What to produce: Please transcribe the records precisely; pictures stay out of your copy.

====== Task data

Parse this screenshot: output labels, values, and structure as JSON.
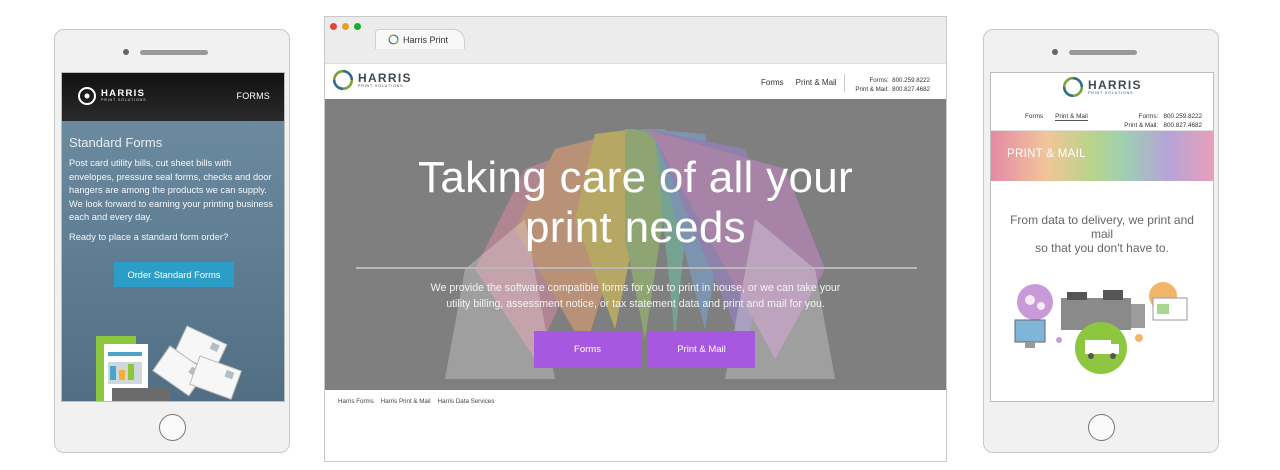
{
  "left_phone": {
    "brand": "HARRIS",
    "brand_sub": "PRINT SOLUTIONS",
    "nav_label": "FORMS",
    "title": "Standard Forms",
    "body": "Post card utility bills, cut sheet bills with envelopes, pressure seal forms, checks and door hangers are among the products we can supply. We look forward to earning your printing business each and every day.",
    "prompt": "Ready to place a standard form order?",
    "button_label": "Order Standard Forms"
  },
  "browser": {
    "tab_title": "Harris Print",
    "brand": "HARRIS",
    "brand_sub": "PRINT SOLUTIONS",
    "nav": [
      {
        "label": "Forms"
      },
      {
        "label": "Print & Mail"
      }
    ],
    "contact": [
      {
        "label": "Forms:",
        "phone": "800.259.8222"
      },
      {
        "label": "Print & Mail:",
        "phone": "800.827.4682"
      }
    ],
    "hero": {
      "title_line1": "Taking care of all your",
      "title_line2": "print needs",
      "description": "We provide the software compatible forms for you to print in house, or we can take your utility billing, assessment notice, or tax statement data and print and mail for you.",
      "button_forms": "Forms",
      "button_print_mail": "Print & Mail"
    },
    "footer_links": [
      {
        "label": "Harris Forms"
      },
      {
        "label": "Harris Print & Mail"
      },
      {
        "label": "Harris Data Services"
      }
    ],
    "colors": {
      "accent_purple": "#a659e0",
      "hero_gray": "#7f7f7f"
    }
  },
  "right_phone": {
    "brand": "HARRIS",
    "brand_sub": "PRINT SOLUTIONS",
    "nav": [
      {
        "label": "Forms"
      },
      {
        "label": "Print & Mail"
      }
    ],
    "contact": [
      {
        "label": "Forms:",
        "phone": "800.259.8222"
      },
      {
        "label": "Print & Mail:",
        "phone": "800.827.4682"
      }
    ],
    "banner_title": "PRINT & MAIL",
    "tagline_line1": "From data to delivery, we print and mail",
    "tagline_line2": "so that you don't have to."
  }
}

============

Finished answer:
Parse this screenshot: output labels, values, and structure as JSON.
{
  "left_phone": {
    "brand": "HARRIS",
    "brand_sub": "PRINT SOLUTIONS",
    "nav_label": "FORMS",
    "title": "Standard Forms",
    "body": "Post card utility bills, cut sheet bills with envelopes, pressure seal forms, checks and door hangers are among the products we can supply. We look forward to earning your printing business each and every day.",
    "prompt": "Ready to place a standard form order?",
    "button_label": "Order Standard Forms"
  },
  "browser": {
    "tab_title": "Harris Print",
    "brand": "HARRIS",
    "brand_sub": "PRINT SOLUTIONS",
    "nav": [
      {
        "label": "Forms"
      },
      {
        "label": "Print & Mail"
      }
    ],
    "contact": [
      {
        "label": "Forms:",
        "phone": "800.259.8222"
      },
      {
        "label": "Print & Mail:",
        "phone": "800.827.4682"
      }
    ],
    "hero": {
      "title_line1": "Taking care of all your",
      "title_line2": "print needs",
      "description": "We provide the software compatible forms for you to print in house, or we can take your utility billing, assessment notice, or tax statement data and print and mail for you.",
      "button_forms": "Forms",
      "button_print_mail": "Print & Mail"
    },
    "footer_links": [
      {
        "label": "Harris Forms"
      },
      {
        "label": "Harris Print & Mail"
      },
      {
        "label": "Harris Data Services"
      }
    ],
    "colors": {
      "accent_purple": "#a659e0",
      "hero_gray": "#7f7f7f"
    }
  },
  "right_phone": {
    "brand": "HARRIS",
    "brand_sub": "PRINT SOLUTIONS",
    "nav": [
      {
        "label": "Forms"
      },
      {
        "label": "Print & Mail"
      }
    ],
    "contact": [
      {
        "label": "Forms:",
        "phone": "800.259.8222"
      },
      {
        "label": "Print & Mail:",
        "phone": "800.827.4682"
      }
    ],
    "banner_title": "PRINT & MAIL",
    "tagline_line1": "From data to delivery, we print and mail",
    "tagline_line2": "so that you don't have to."
  }
}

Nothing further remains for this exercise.